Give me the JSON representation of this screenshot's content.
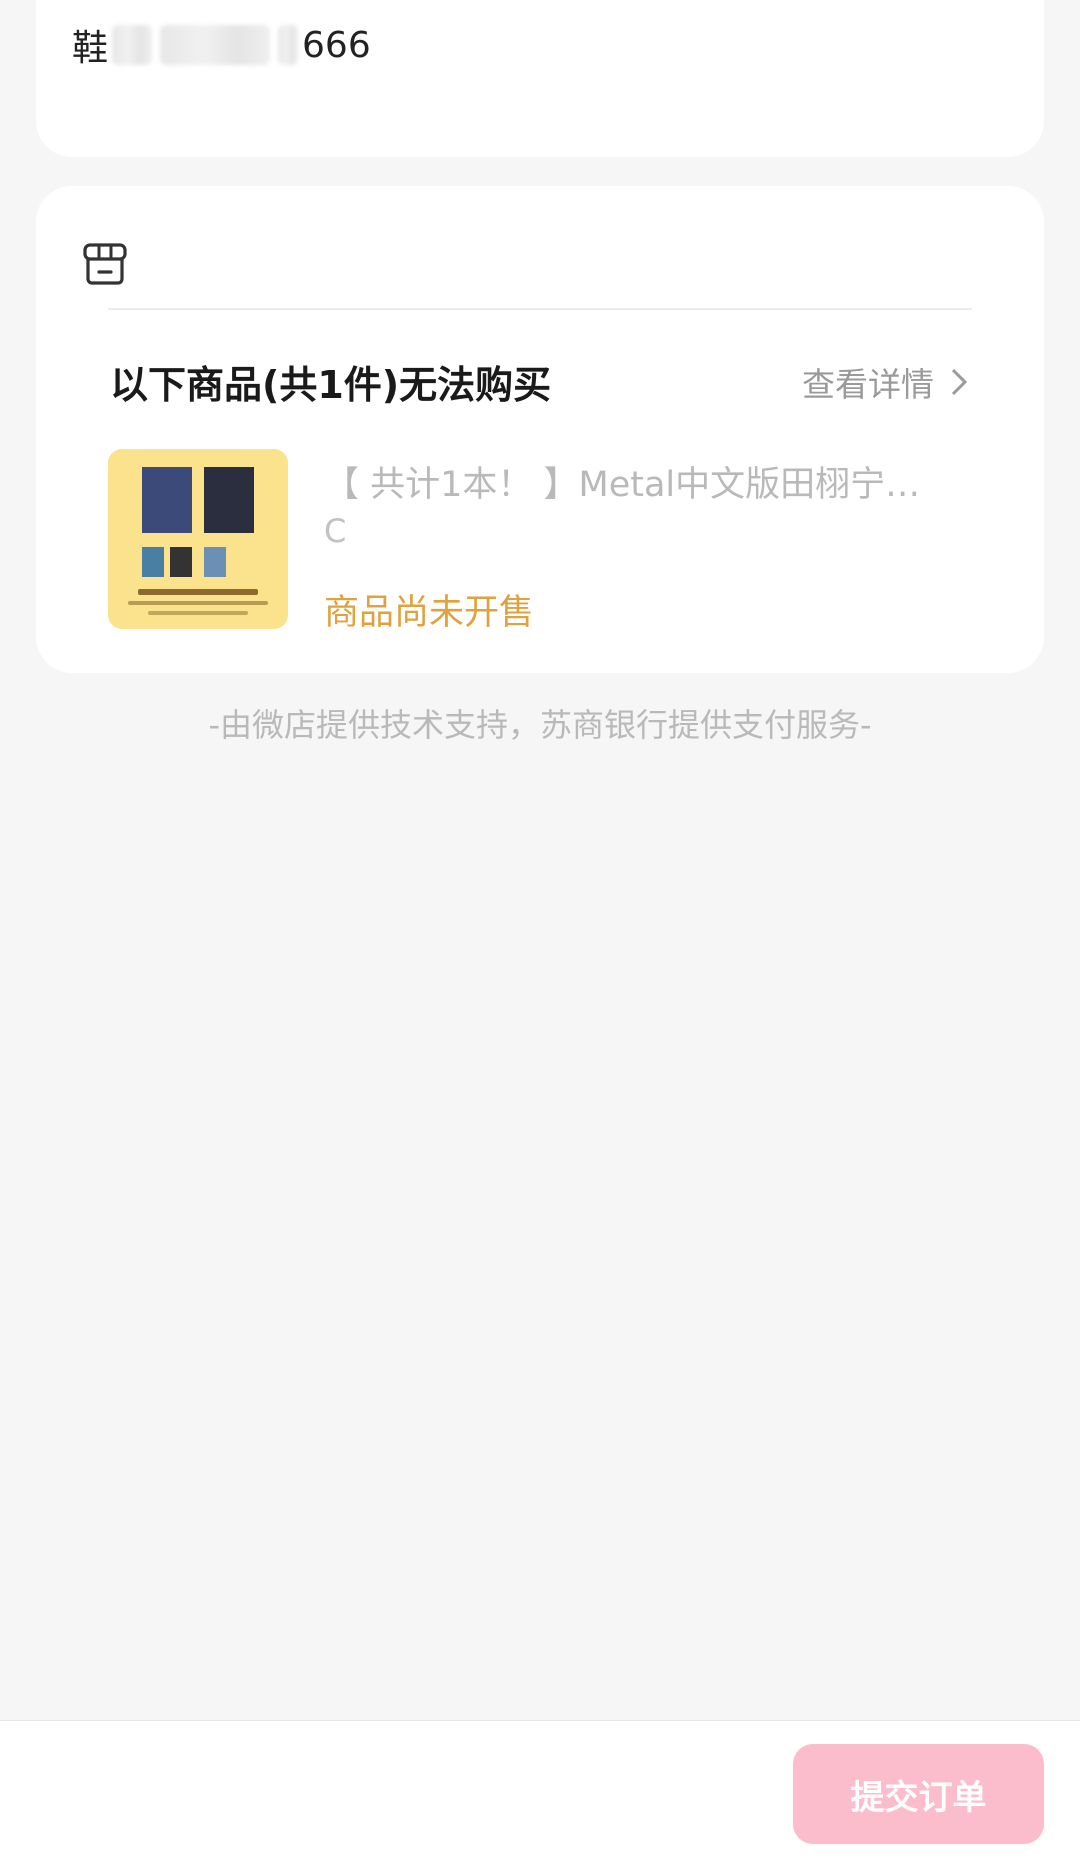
{
  "address": {
    "prefix": "鞋",
    "suffix": "666"
  },
  "unavailable_section": {
    "store_icon": "store-icon",
    "title": "以下商品(共1件)无法购买",
    "view_detail": "查看详情",
    "product": {
      "title": "【 共计1本！ 】Metal中文版田栩宁…",
      "sku": "C",
      "status": "商品尚未开售",
      "status_color": "#e0a23c"
    }
  },
  "footer_note": "-由微店提供技术支持，苏商银行提供支付服务-",
  "bottom_bar": {
    "submit_label": "提交订单",
    "submit_color": "#fbbdcb"
  }
}
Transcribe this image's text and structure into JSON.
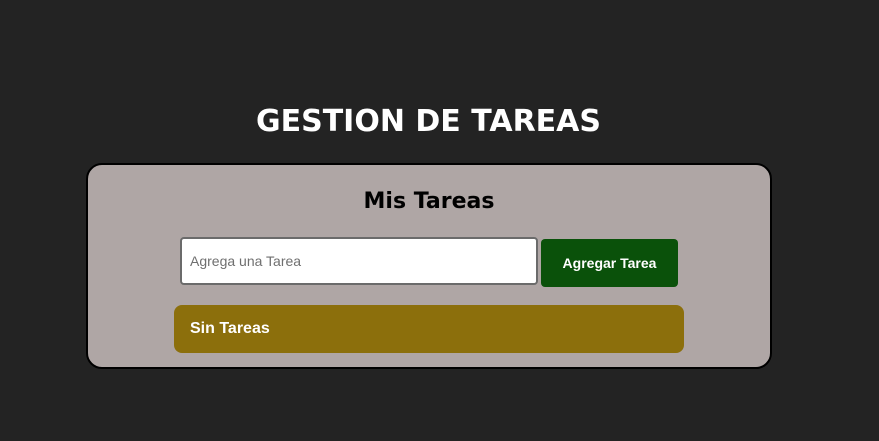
{
  "header": {
    "title": "GESTION DE TAREAS"
  },
  "card": {
    "title": "Mis Tareas",
    "input": {
      "value": "",
      "placeholder": "Agrega una Tarea"
    },
    "add_button_label": "Agregar Tarea",
    "empty_message": "Sin Tareas"
  },
  "colors": {
    "background": "#232323",
    "card": "#afa6a5",
    "add_button": "#0a510a",
    "empty_state": "#8c6f0c"
  }
}
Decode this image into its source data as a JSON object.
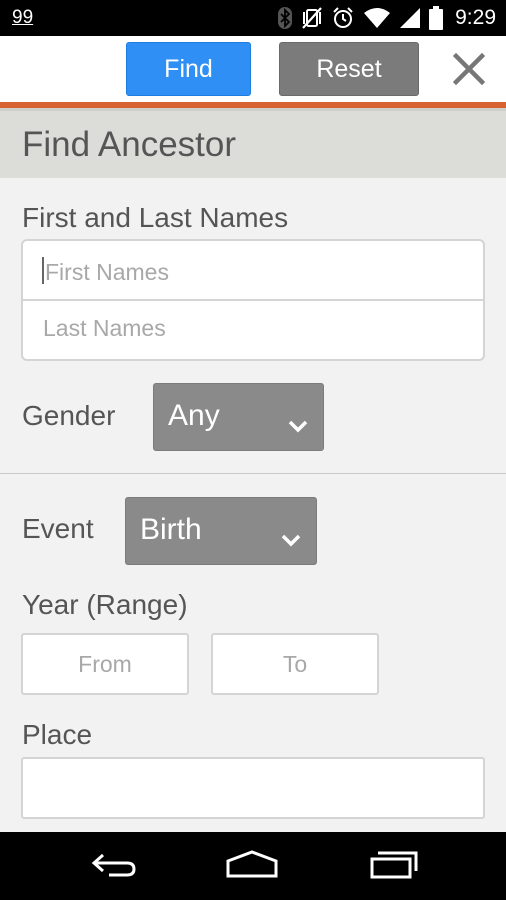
{
  "status_bar": {
    "notification_count": "99",
    "time": "9:29",
    "icons": [
      "bluetooth-icon",
      "vibrate-icon",
      "alarm-icon",
      "wifi-icon",
      "signal-icon",
      "battery-icon"
    ]
  },
  "toolbar": {
    "find_label": "Find",
    "reset_label": "Reset",
    "close_icon": "close-icon",
    "find_color": "#2f8ff5",
    "reset_color": "#7b7b7b",
    "accent_color": "#d8622f"
  },
  "page": {
    "title": "Find Ancestor"
  },
  "form": {
    "names_label": "First and Last Names",
    "first_names_placeholder": "First Names",
    "last_names_placeholder": "Last Names",
    "gender_label": "Gender",
    "gender_value": "Any",
    "event_label": "Event",
    "event_value": "Birth",
    "year_label": "Year (Range)",
    "year_from_placeholder": "From",
    "year_to_placeholder": "To",
    "place_label": "Place",
    "place_value": ""
  },
  "nav_bar": {
    "icons": [
      "back-icon",
      "home-icon",
      "recent-apps-icon"
    ]
  }
}
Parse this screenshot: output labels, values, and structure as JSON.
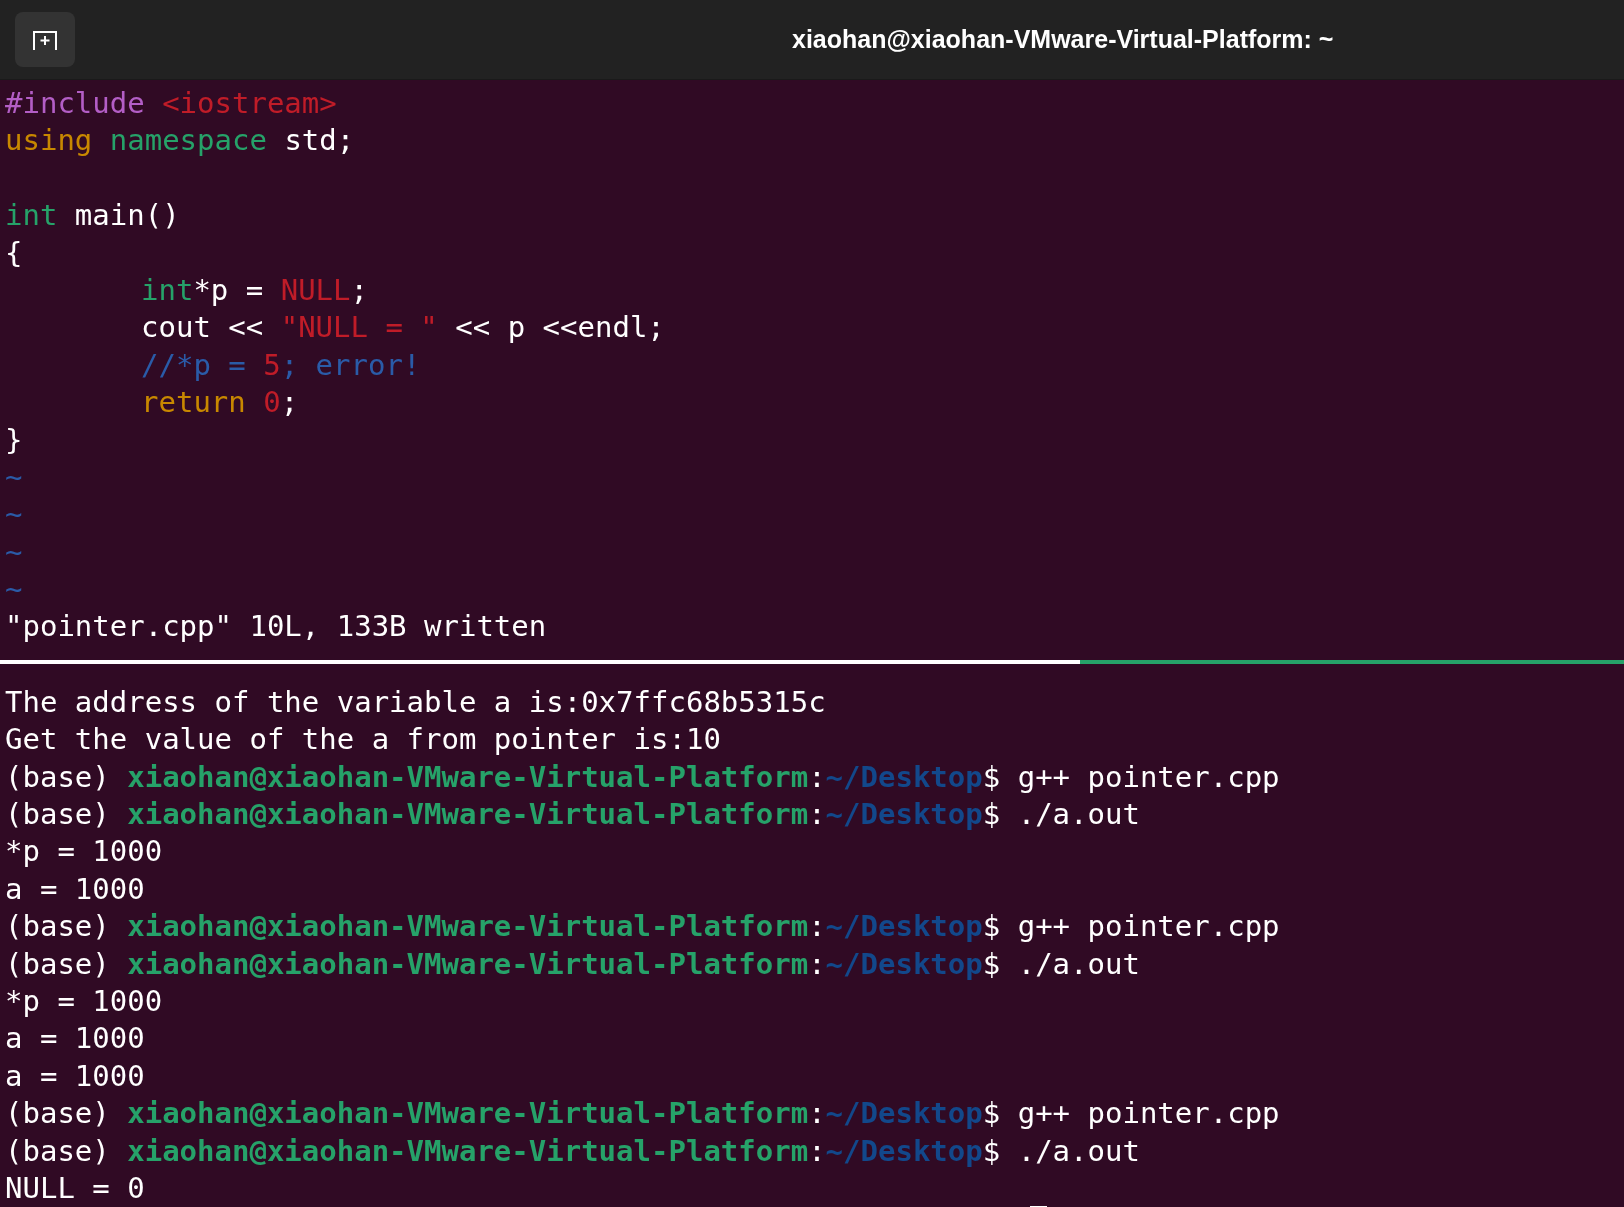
{
  "window": {
    "title": "xiaohan@xiaohan-VMware-Virtual-Platform: ~"
  },
  "editor": {
    "lines": [
      {
        "kind": "code",
        "indented": false,
        "segments": [
          {
            "kind": "preproc",
            "text": "#include"
          },
          {
            "kind": "constant",
            "text": " <iostream>"
          }
        ]
      },
      {
        "kind": "code",
        "indented": false,
        "segments": [
          {
            "kind": "statement",
            "text": "using"
          },
          {
            "kind": "type",
            "text": " namespace"
          },
          {
            "kind": "plain",
            "text": " std;"
          }
        ]
      },
      {
        "kind": "blank"
      },
      {
        "kind": "code",
        "indented": false,
        "segments": [
          {
            "kind": "type",
            "text": "int"
          },
          {
            "kind": "plain",
            "text": " main()"
          }
        ]
      },
      {
        "kind": "code",
        "indented": false,
        "segments": [
          {
            "kind": "plain",
            "text": "{"
          }
        ]
      },
      {
        "kind": "code",
        "indented": true,
        "segments": [
          {
            "kind": "type",
            "text": "int"
          },
          {
            "kind": "plain",
            "text": "*p = "
          },
          {
            "kind": "constant",
            "text": "NULL"
          },
          {
            "kind": "plain",
            "text": ";"
          }
        ]
      },
      {
        "kind": "code",
        "indented": true,
        "segments": [
          {
            "kind": "plain",
            "text": "cout << "
          },
          {
            "kind": "constant",
            "text": "\"NULL = \""
          },
          {
            "kind": "plain",
            "text": " << p <<endl;"
          }
        ]
      },
      {
        "kind": "code",
        "indented": true,
        "segments": [
          {
            "kind": "comment",
            "text": "//*p = "
          },
          {
            "kind": "constant",
            "text": "5"
          },
          {
            "kind": "comment",
            "text": "; error!"
          }
        ]
      },
      {
        "kind": "code",
        "indented": true,
        "segments": [
          {
            "kind": "statement",
            "text": "return"
          },
          {
            "kind": "constant",
            "text": " 0"
          },
          {
            "kind": "plain",
            "text": ";"
          }
        ]
      },
      {
        "kind": "code",
        "indented": false,
        "segments": [
          {
            "kind": "plain",
            "text": "}"
          }
        ]
      }
    ],
    "empty_markers": [
      "~",
      "~",
      "~",
      "~"
    ],
    "status": "\"pointer.cpp\" 10L, 133B written"
  },
  "terminal": {
    "lines": [
      [
        {
          "kind": "plain",
          "text": "The address of the variable a is:0x7ffc68b5315c"
        }
      ],
      [
        {
          "kind": "plain",
          "text": "Get the value of the a from pointer is:10"
        }
      ],
      [
        {
          "kind": "plain",
          "text": "(base) "
        },
        {
          "kind": "user",
          "text": "xiaohan@xiaohan-VMware-Virtual-Platform"
        },
        {
          "kind": "plain",
          "text": ":"
        },
        {
          "kind": "path",
          "text": "~/Desktop"
        },
        {
          "kind": "plain",
          "text": "$ g++ pointer.cpp"
        }
      ],
      [
        {
          "kind": "plain",
          "text": "(base) "
        },
        {
          "kind": "user",
          "text": "xiaohan@xiaohan-VMware-Virtual-Platform"
        },
        {
          "kind": "plain",
          "text": ":"
        },
        {
          "kind": "path",
          "text": "~/Desktop"
        },
        {
          "kind": "plain",
          "text": "$ ./a.out"
        }
      ],
      [
        {
          "kind": "plain",
          "text": "*p = 1000"
        }
      ],
      [
        {
          "kind": "plain",
          "text": "a = 1000"
        }
      ],
      [
        {
          "kind": "plain",
          "text": "(base) "
        },
        {
          "kind": "user",
          "text": "xiaohan@xiaohan-VMware-Virtual-Platform"
        },
        {
          "kind": "plain",
          "text": ":"
        },
        {
          "kind": "path",
          "text": "~/Desktop"
        },
        {
          "kind": "plain",
          "text": "$ g++ pointer.cpp"
        }
      ],
      [
        {
          "kind": "plain",
          "text": "(base) "
        },
        {
          "kind": "user",
          "text": "xiaohan@xiaohan-VMware-Virtual-Platform"
        },
        {
          "kind": "plain",
          "text": ":"
        },
        {
          "kind": "path",
          "text": "~/Desktop"
        },
        {
          "kind": "plain",
          "text": "$ ./a.out"
        }
      ],
      [
        {
          "kind": "plain",
          "text": "*p = 1000"
        }
      ],
      [
        {
          "kind": "plain",
          "text": "a = 1000"
        }
      ],
      [
        {
          "kind": "plain",
          "text": "a = 1000"
        }
      ],
      [
        {
          "kind": "plain",
          "text": "(base) "
        },
        {
          "kind": "user",
          "text": "xiaohan@xiaohan-VMware-Virtual-Platform"
        },
        {
          "kind": "plain",
          "text": ":"
        },
        {
          "kind": "path",
          "text": "~/Desktop"
        },
        {
          "kind": "plain",
          "text": "$ g++ pointer.cpp"
        }
      ],
      [
        {
          "kind": "plain",
          "text": "(base) "
        },
        {
          "kind": "user",
          "text": "xiaohan@xiaohan-VMware-Virtual-Platform"
        },
        {
          "kind": "plain",
          "text": ":"
        },
        {
          "kind": "path",
          "text": "~/Desktop"
        },
        {
          "kind": "plain",
          "text": "$ ./a.out"
        }
      ],
      [
        {
          "kind": "plain",
          "text": "NULL = 0"
        }
      ]
    ]
  }
}
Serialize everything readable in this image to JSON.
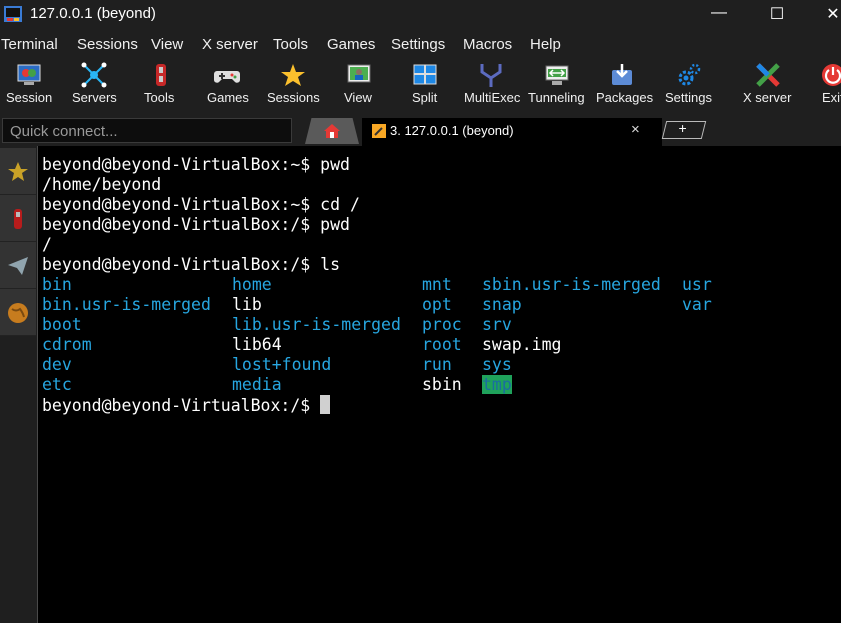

○ ○ ○ ○ ○

**Goal**:
Check each line of the entries above, and show every one holding the word "Last".

**Task output**:
    "names_label": "First and Last Names",
    "last_names_placeholder": "Last Names",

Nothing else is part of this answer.